*Data in this exercise*:
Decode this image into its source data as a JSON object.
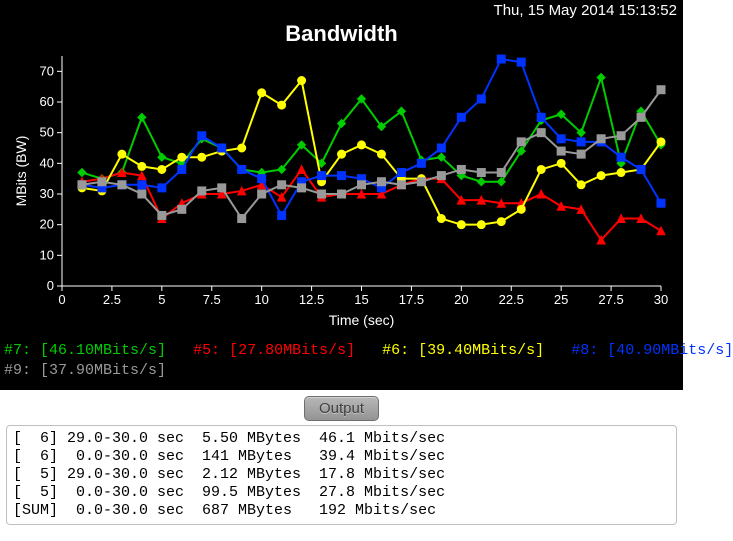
{
  "timestamp": "Thu, 15 May 2014 15:13:52",
  "chart": {
    "type": "line",
    "title": "Bandwidth",
    "xlabel": "Time (sec)",
    "ylabel": "MBits (BW)",
    "background_color": "#000000",
    "axis_color": "#ffffff",
    "grid_color": "#555555",
    "tick_fontsize": 13,
    "label_fontsize": 14,
    "xlim": [
      0,
      30
    ],
    "ylim": [
      0,
      75
    ],
    "xtick_step": 2.5,
    "ytick_step": 10,
    "marker_size": 4,
    "line_width": 2,
    "series": [
      {
        "id": "7",
        "color": "#00cc00",
        "marker": "diamond",
        "x": [
          1,
          2,
          3,
          4,
          5,
          6,
          7,
          8,
          9,
          10,
          11,
          12,
          13,
          14,
          15,
          16,
          17,
          18,
          19,
          20,
          21,
          22,
          23,
          24,
          25,
          26,
          27,
          28,
          29,
          30
        ],
        "y": [
          37,
          35,
          37,
          55,
          42,
          40,
          48,
          45,
          38,
          37,
          38,
          46,
          40,
          53,
          61,
          52,
          57,
          41,
          42,
          36,
          34,
          34,
          44,
          54,
          56,
          50,
          68,
          40,
          57,
          46
        ]
      },
      {
        "id": "5",
        "color": "#ff0000",
        "marker": "triangle",
        "x": [
          1,
          2,
          3,
          4,
          5,
          6,
          7,
          8,
          9,
          10,
          11,
          12,
          13,
          14,
          15,
          16,
          17,
          18,
          19,
          20,
          21,
          22,
          23,
          24,
          25,
          26,
          27,
          28,
          29,
          30
        ],
        "y": [
          34,
          35,
          37,
          36,
          22,
          27,
          30,
          30,
          31,
          33,
          29,
          38,
          29,
          30,
          30,
          30,
          33,
          35,
          35,
          28,
          28,
          27,
          27,
          30,
          26,
          25,
          15,
          22,
          22,
          18
        ]
      },
      {
        "id": "6",
        "color": "#ffff00",
        "marker": "circle",
        "x": [
          1,
          2,
          3,
          4,
          5,
          6,
          7,
          8,
          9,
          10,
          11,
          12,
          13,
          14,
          15,
          16,
          17,
          18,
          19,
          20,
          21,
          22,
          23,
          24,
          25,
          26,
          27,
          28,
          29,
          30
        ],
        "y": [
          32,
          31,
          43,
          39,
          38,
          42,
          42,
          44,
          45,
          63,
          59,
          67,
          34,
          43,
          46,
          43,
          35,
          35,
          22,
          20,
          20,
          21,
          25,
          38,
          40,
          33,
          36,
          37,
          38,
          47
        ]
      },
      {
        "id": "8",
        "color": "#0033ff",
        "marker": "square",
        "x": [
          1,
          2,
          3,
          4,
          5,
          6,
          7,
          8,
          9,
          10,
          11,
          12,
          13,
          14,
          15,
          16,
          17,
          18,
          19,
          20,
          21,
          22,
          23,
          24,
          25,
          26,
          27,
          28,
          29,
          30
        ],
        "y": [
          33,
          32,
          33,
          33,
          32,
          38,
          49,
          45,
          38,
          35,
          23,
          34,
          36,
          36,
          35,
          32,
          37,
          40,
          45,
          55,
          61,
          74,
          73,
          55,
          48,
          47,
          47,
          42,
          38,
          27
        ]
      },
      {
        "id": "9",
        "color": "#999999",
        "marker": "square",
        "x": [
          1,
          2,
          3,
          4,
          5,
          6,
          7,
          8,
          9,
          10,
          11,
          12,
          13,
          14,
          15,
          16,
          17,
          18,
          19,
          20,
          21,
          22,
          23,
          24,
          25,
          26,
          27,
          28,
          29,
          30
        ],
        "y": [
          33,
          34,
          33,
          30,
          23,
          25,
          31,
          32,
          22,
          30,
          33,
          32,
          30,
          30,
          33,
          34,
          33,
          34,
          36,
          38,
          37,
          37,
          47,
          50,
          44,
          43,
          48,
          49,
          55,
          64
        ]
      }
    ]
  },
  "legend": [
    {
      "label": "#7:",
      "value": "[46.10MBits/s]",
      "color": "#00cc00"
    },
    {
      "label": "#5:",
      "value": "[27.80MBits/s]",
      "color": "#ff0000"
    },
    {
      "label": "#6:",
      "value": "[39.40MBits/s]",
      "color": "#ffff00"
    },
    {
      "label": "#8:",
      "value": "[40.90MBits/s]",
      "color": "#0033ff"
    },
    {
      "label": "#9:",
      "value": "[37.90MBits/s]",
      "color": "#999999"
    }
  ],
  "output_button": "Output",
  "output_lines": [
    "[  6] 29.0-30.0 sec  5.50 MBytes  46.1 Mbits/sec",
    "[  6]  0.0-30.0 sec  141 MBytes   39.4 Mbits/sec",
    "[  5] 29.0-30.0 sec  2.12 MBytes  17.8 Mbits/sec",
    "[  5]  0.0-30.0 sec  99.5 MBytes  27.8 Mbits/sec",
    "[SUM]  0.0-30.0 sec  687 MBytes   192 Mbits/sec"
  ]
}
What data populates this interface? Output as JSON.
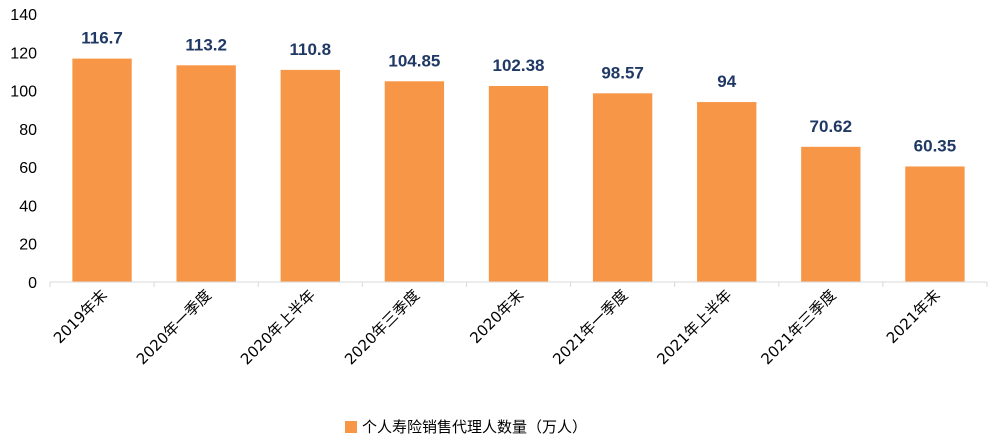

*Problem to solve*: Find how many lines hold the string "MBytes", and state that number alone.

*Result*: 5